### Task goal
Copy, from the entries below, each line where the word "Symbolic" can be found.

### Records provided
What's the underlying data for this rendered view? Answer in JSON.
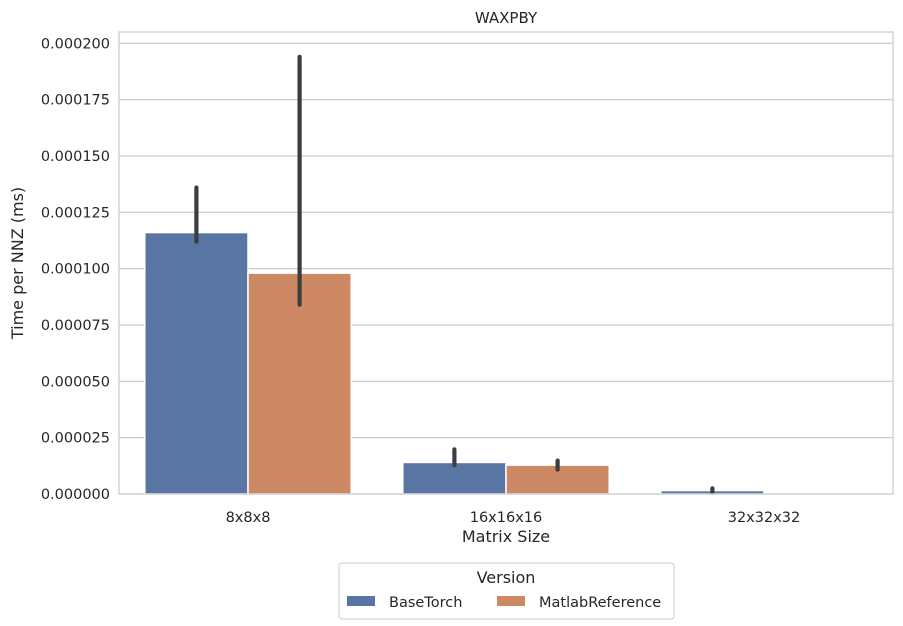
{
  "chart_data": {
    "type": "bar",
    "title": "WAXPBY",
    "xlabel": "Matrix Size",
    "ylabel": "Time per NNZ (ms)",
    "categories": [
      "8x8x8",
      "16x16x16",
      "32x32x32"
    ],
    "ylim": [
      0,
      0.000205
    ],
    "yticks": [
      0,
      2.5e-05,
      5e-05,
      7.5e-05,
      0.0001,
      0.000125,
      0.00015,
      0.000175,
      0.0002
    ],
    "ytick_labels": [
      "0.000000",
      "0.000025",
      "0.000050",
      "0.000075",
      "0.000100",
      "0.000125",
      "0.000150",
      "0.000175",
      "0.000200"
    ],
    "grid": "horizontal",
    "series": [
      {
        "name": "BaseTorch",
        "color": "#5875a4",
        "values": [
          0.000116,
          1.4e-05,
          1.5e-06
        ],
        "error_low": [
          0.000112,
          1.28e-05,
          8e-07
        ],
        "error_high": [
          0.000136,
          1.98e-05,
          2.5e-06
        ]
      },
      {
        "name": "MatlabReference",
        "color": "#cc8963",
        "values": [
          9.8e-05,
          1.28e-05,
          0.0
        ],
        "error_low": [
          8.4e-05,
          1.08e-05,
          0.0
        ],
        "error_high": [
          0.000194,
          1.48e-05,
          0.0
        ]
      }
    ],
    "legend": {
      "title": "Version",
      "placement": "bottom-center"
    }
  }
}
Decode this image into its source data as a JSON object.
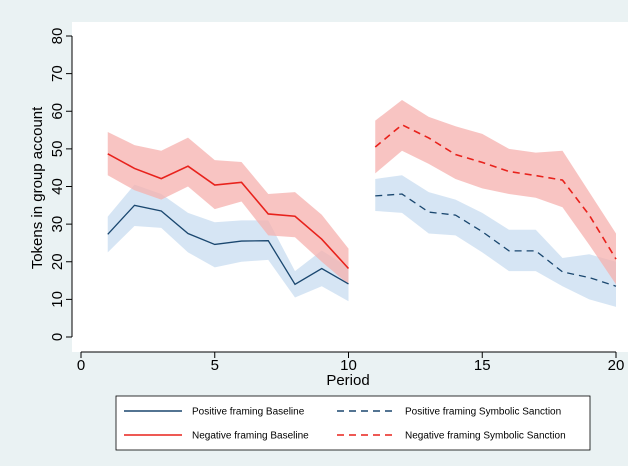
{
  "chart_data": {
    "type": "line",
    "xlabel": "Period",
    "ylabel": "Tokens in group account",
    "xlim": [
      0,
      20
    ],
    "ylim": [
      0,
      80
    ],
    "xticks": [
      0,
      5,
      10,
      15,
      20
    ],
    "yticks": [
      0,
      10,
      20,
      30,
      40,
      50,
      60,
      70,
      80
    ],
    "grid": false,
    "legend_position": "bottom",
    "series": [
      {
        "name": "Positive framing Baseline",
        "color": "#1a476f",
        "band_color": "#c8dcf0",
        "dash": "solid",
        "x": [
          1,
          2,
          3,
          4,
          5,
          6,
          7,
          8,
          9,
          10
        ],
        "values": [
          27.3,
          35.0,
          33.5,
          27.5,
          24.6,
          25.5,
          25.6,
          14.0,
          18.2,
          14.1
        ],
        "lower": [
          22.5,
          29.5,
          29.0,
          22.5,
          18.5,
          20.0,
          20.5,
          10.5,
          13.5,
          9.5
        ],
        "upper": [
          32.0,
          40.5,
          38.0,
          33.0,
          30.5,
          31.0,
          31.0,
          17.5,
          23.0,
          18.5
        ]
      },
      {
        "name": "Negative framing Baseline",
        "color": "#e8221c",
        "band_color": "#f6b0ad",
        "dash": "solid",
        "x": [
          1,
          2,
          3,
          4,
          5,
          6,
          7,
          8,
          9,
          10
        ],
        "values": [
          48.7,
          44.8,
          42.1,
          45.4,
          40.4,
          41.1,
          32.7,
          32.1,
          26.0,
          18.2
        ],
        "lower": [
          43.0,
          39.0,
          36.5,
          40.0,
          34.0,
          36.0,
          27.0,
          26.5,
          20.0,
          14.0
        ],
        "upper": [
          54.5,
          51.0,
          49.5,
          53.0,
          47.0,
          46.5,
          38.0,
          38.5,
          32.5,
          23.5
        ]
      },
      {
        "name": "Positive framing Symbolic Sanction",
        "color": "#1a476f",
        "band_color": "#c8dcf0",
        "dash": "dash",
        "x": [
          11,
          12,
          13,
          14,
          15,
          16,
          17,
          18,
          19,
          20
        ],
        "values": [
          37.5,
          38.0,
          33.2,
          32.4,
          28.0,
          22.9,
          22.9,
          17.3,
          15.8,
          13.5
        ],
        "lower": [
          33.5,
          33.0,
          27.5,
          27.0,
          22.5,
          17.5,
          17.5,
          13.5,
          10.0,
          8.0
        ],
        "upper": [
          42.0,
          43.0,
          38.5,
          36.5,
          33.0,
          28.5,
          28.5,
          21.0,
          22.0,
          20.0
        ]
      },
      {
        "name": "Negative framing Symbolic Sanction",
        "color": "#e8221c",
        "band_color": "#f6b0ad",
        "dash": "dash",
        "x": [
          11,
          12,
          13,
          14,
          15,
          16,
          17,
          18,
          19,
          20
        ],
        "values": [
          50.5,
          56.4,
          52.9,
          48.5,
          46.4,
          44.0,
          42.9,
          41.7,
          32.4,
          20.7
        ],
        "lower": [
          43.5,
          49.5,
          46.0,
          42.0,
          39.5,
          38.0,
          37.0,
          34.5,
          24.5,
          14.0
        ],
        "upper": [
          57.5,
          63.0,
          58.5,
          56.0,
          54.0,
          50.0,
          49.0,
          49.5,
          38.5,
          27.5
        ]
      }
    ]
  }
}
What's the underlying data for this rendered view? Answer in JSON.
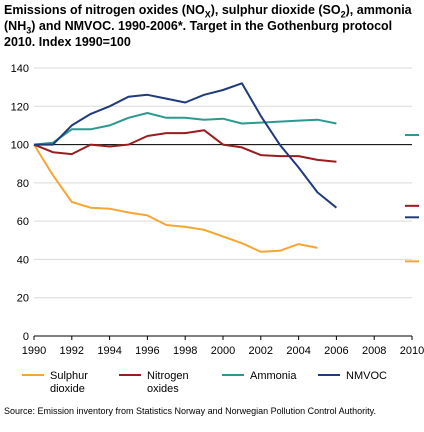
{
  "title": {
    "part1": "Emissions of nitrogen oxides (NO",
    "sub1": "X",
    "part2": "), sulphur dioxide (SO",
    "sub2": "2",
    "part3": "), ammonia (NH",
    "sub3": "3",
    "part4": ") and NMVOC. 1990-2006*. Target in the Gothenburg protocol 2010. Index 1990=100"
  },
  "source": "Source: Emission inventory from Statistics Norway and Norwegian Pollution Control Authority.",
  "chart_data": {
    "type": "line",
    "xlabel": "",
    "ylabel": "",
    "x": [
      1990,
      1991,
      1992,
      1993,
      1994,
      1995,
      1996,
      1997,
      1998,
      1999,
      2000,
      2001,
      2002,
      2003,
      2004,
      2005,
      2006
    ],
    "xlim": [
      1990,
      2010
    ],
    "ylim": [
      0,
      140
    ],
    "x_ticks": [
      1990,
      1992,
      1994,
      1996,
      1998,
      2000,
      2002,
      2004,
      2006,
      2008,
      2010
    ],
    "y_ticks": [
      0,
      20,
      40,
      60,
      80,
      100,
      120,
      140
    ],
    "reference_line": 100,
    "grid": "horizontal",
    "legend_position": "bottom",
    "series": [
      {
        "name": "Sulphur dioxide",
        "color": "#f4a733",
        "values": [
          100,
          84,
          70,
          67,
          66.5,
          64.5,
          63,
          58,
          57,
          55.5,
          52,
          48.5,
          44,
          44.5,
          48,
          46,
          null
        ],
        "target_2010": 39
      },
      {
        "name": "Nitrogen oxides",
        "color": "#9b1b1f",
        "values": [
          100,
          96,
          95,
          100,
          99,
          100,
          104.5,
          106,
          106,
          107.5,
          100,
          98.5,
          94.5,
          94,
          94,
          92,
          91
        ],
        "target_2010": 68
      },
      {
        "name": "Ammonia",
        "color": "#2a9a8e",
        "values": [
          100,
          101,
          108,
          108,
          110,
          114,
          116.5,
          114,
          114,
          113,
          113.5,
          111,
          111.5,
          112,
          112.5,
          113,
          111
        ],
        "target_2010": 105
      },
      {
        "name": "NMVOC",
        "color": "#1f3b7a",
        "values": [
          100,
          100,
          110,
          116,
          120,
          125,
          126,
          124,
          122,
          126,
          128.5,
          132,
          115,
          100,
          88,
          75,
          67
        ],
        "target_2010": 62
      }
    ]
  },
  "legend": [
    {
      "line1": "Sulphur",
      "line2": "dioxide"
    },
    {
      "line1": "Nitrogen",
      "line2": "oxides"
    },
    {
      "line1": "Ammonia",
      "line2": ""
    },
    {
      "line1": "NMVOC",
      "line2": ""
    }
  ]
}
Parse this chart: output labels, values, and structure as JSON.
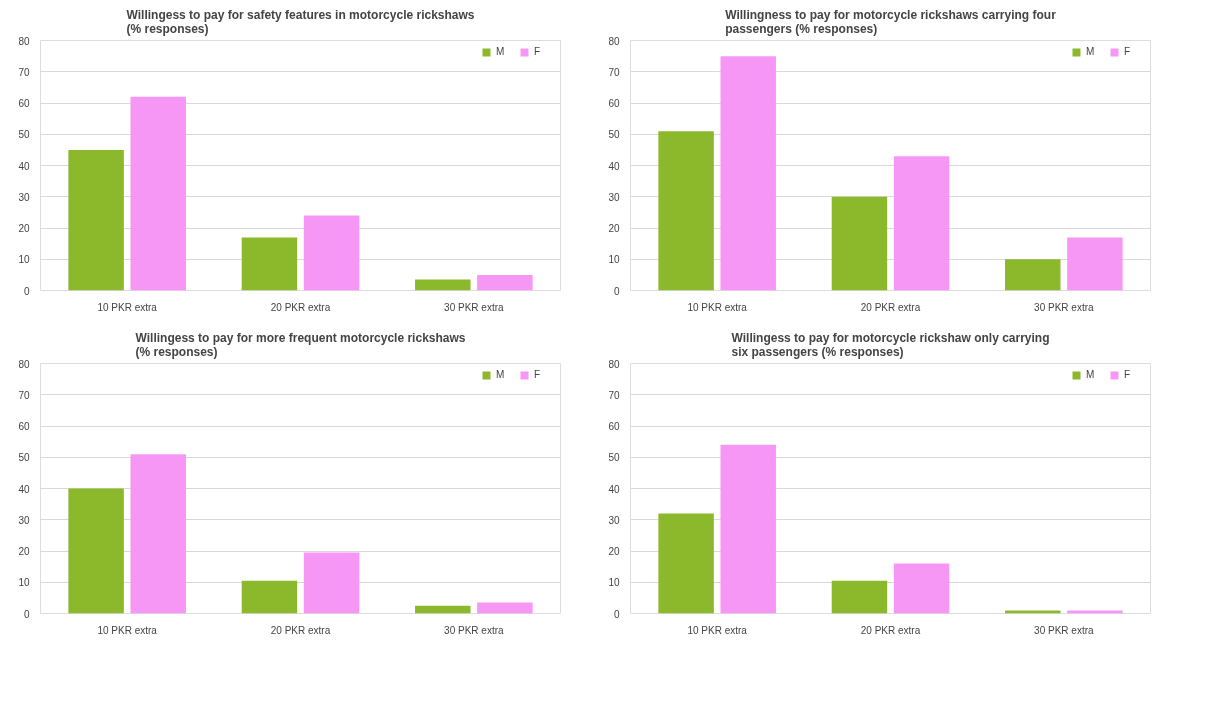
{
  "chart_data": [
    {
      "type": "bar",
      "title": "Willingess to pay for safety features in motorcycle rickshaws\n(% responses)",
      "categories": [
        "10 PKR extra",
        "20 PKR extra",
        "30 PKR extra"
      ],
      "series": [
        {
          "name": "M",
          "color": "#8cb82b",
          "values": [
            45,
            17,
            3.5
          ]
        },
        {
          "name": "F",
          "color": "#f797f5",
          "values": [
            62,
            24,
            5
          ]
        }
      ],
      "ylim": [
        0,
        80
      ],
      "yticks": [
        0,
        10,
        20,
        30,
        40,
        50,
        60,
        70,
        80
      ],
      "grid": "y",
      "legend": "top right"
    },
    {
      "type": "bar",
      "title": "Willingness to pay for motorcycle rickshaws carrying four\npassengers (% responses)",
      "categories": [
        "10 PKR extra",
        "20 PKR extra",
        "30 PKR extra"
      ],
      "series": [
        {
          "name": "M",
          "color": "#8cb82b",
          "values": [
            51,
            30,
            10
          ]
        },
        {
          "name": "F",
          "color": "#f797f5",
          "values": [
            75,
            43,
            17
          ]
        }
      ],
      "ylim": [
        0,
        80
      ],
      "yticks": [
        0,
        10,
        20,
        30,
        40,
        50,
        60,
        70,
        80
      ],
      "grid": "y",
      "legend": "top right"
    },
    {
      "type": "bar",
      "title": "Willingess to pay for more frequent motorcycle rickshaws\n(% responses)",
      "categories": [
        "10 PKR extra",
        "20 PKR extra",
        "30 PKR extra"
      ],
      "series": [
        {
          "name": "M",
          "color": "#8cb82b",
          "values": [
            40,
            10.5,
            2.5
          ]
        },
        {
          "name": "F",
          "color": "#f797f5",
          "values": [
            51,
            19.5,
            3.5
          ]
        }
      ],
      "ylim": [
        0,
        80
      ],
      "yticks": [
        0,
        10,
        20,
        30,
        40,
        50,
        60,
        70,
        80
      ],
      "grid": "y",
      "legend": "top right"
    },
    {
      "type": "bar",
      "title": "Willingess to pay for motorcycle rickshaw only carrying\nsix passengers (% responses)",
      "categories": [
        "10 PKR extra",
        "20 PKR extra",
        "30 PKR extra"
      ],
      "series": [
        {
          "name": "M",
          "color": "#8cb82b",
          "values": [
            32,
            10.5,
            1
          ]
        },
        {
          "name": "F",
          "color": "#f797f5",
          "values": [
            54,
            16,
            1
          ]
        }
      ],
      "ylim": [
        0,
        80
      ],
      "yticks": [
        0,
        10,
        20,
        30,
        40,
        50,
        60,
        70,
        80
      ],
      "grid": "y",
      "legend": "top right"
    }
  ]
}
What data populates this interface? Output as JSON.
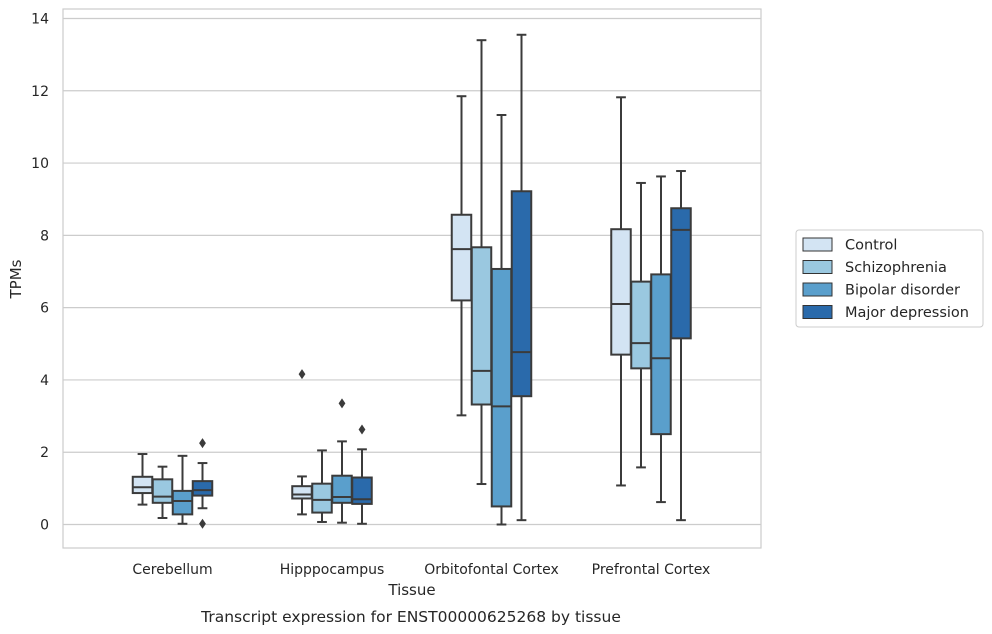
{
  "chart_data": {
    "type": "box",
    "caption": "Transcript expression for ENST00000625268 by tissue",
    "xlabel": "Tissue",
    "ylabel": "TPMs",
    "ylim": [
      -0.65,
      14.25
    ],
    "yticks": [
      0,
      2,
      4,
      6,
      8,
      10,
      12,
      14
    ],
    "ytick_labels": [
      "0",
      "2",
      "4",
      "6",
      "8",
      "10",
      "12",
      "14"
    ],
    "grid": "horizontal",
    "legend_position": "right",
    "categories": [
      "Cerebellum",
      "Hipppocampus",
      "Orbitofontal Cortex",
      "Prefrontal Cortex"
    ],
    "series": [
      {
        "name": "Control",
        "color": "#d3e4f3",
        "boxes": [
          {
            "whislo": 0.55,
            "q1": 0.87,
            "med": 1.03,
            "q3": 1.32,
            "whishi": 1.95,
            "fliers": []
          },
          {
            "whislo": 0.28,
            "q1": 0.72,
            "med": 0.83,
            "q3": 1.06,
            "whishi": 1.33,
            "fliers": [
              4.16
            ]
          },
          {
            "whislo": 3.02,
            "q1": 6.2,
            "med": 7.62,
            "q3": 8.57,
            "whishi": 11.85,
            "fliers": []
          },
          {
            "whislo": 1.08,
            "q1": 4.7,
            "med": 6.1,
            "q3": 8.17,
            "whishi": 11.82,
            "fliers": []
          }
        ]
      },
      {
        "name": "Schizophrenia",
        "color": "#9ac8e0",
        "boxes": [
          {
            "whislo": 0.18,
            "q1": 0.6,
            "med": 0.77,
            "q3": 1.25,
            "whishi": 1.6,
            "fliers": []
          },
          {
            "whislo": 0.07,
            "q1": 0.33,
            "med": 0.68,
            "q3": 1.13,
            "whishi": 2.05,
            "fliers": []
          },
          {
            "whislo": 1.12,
            "q1": 3.32,
            "med": 4.25,
            "q3": 7.67,
            "whishi": 13.4,
            "fliers": []
          },
          {
            "whislo": 1.58,
            "q1": 4.32,
            "med": 5.02,
            "q3": 6.72,
            "whishi": 9.45,
            "fliers": []
          }
        ]
      },
      {
        "name": "Bipolar disorder",
        "color": "#5a9fcc",
        "boxes": [
          {
            "whislo": 0.02,
            "q1": 0.28,
            "med": 0.65,
            "q3": 0.93,
            "whishi": 1.9,
            "fliers": []
          },
          {
            "whislo": 0.05,
            "q1": 0.6,
            "med": 0.76,
            "q3": 1.35,
            "whishi": 2.3,
            "fliers": [
              3.35
            ]
          },
          {
            "whislo": 0.0,
            "q1": 0.5,
            "med": 3.27,
            "q3": 7.07,
            "whishi": 11.33,
            "fliers": []
          },
          {
            "whislo": 0.62,
            "q1": 2.5,
            "med": 4.6,
            "q3": 6.92,
            "whishi": 9.63,
            "fliers": []
          }
        ]
      },
      {
        "name": "Major depression",
        "color": "#2a6aab",
        "boxes": [
          {
            "whislo": 0.45,
            "q1": 0.8,
            "med": 0.95,
            "q3": 1.2,
            "whishi": 1.7,
            "fliers": [
              2.25,
              0.02
            ]
          },
          {
            "whislo": 0.02,
            "q1": 0.57,
            "med": 0.7,
            "q3": 1.3,
            "whishi": 2.08,
            "fliers": [
              2.63
            ]
          },
          {
            "whislo": 0.12,
            "q1": 3.55,
            "med": 4.77,
            "q3": 9.22,
            "whishi": 13.55,
            "fliers": []
          },
          {
            "whislo": 0.12,
            "q1": 5.15,
            "med": 8.15,
            "q3": 8.75,
            "whishi": 9.78,
            "fliers": []
          }
        ]
      }
    ]
  }
}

### Answer in full
        "name": "Positive framing Symbolic Sanction",
        "name": "Negative framing Symbolic Sanction",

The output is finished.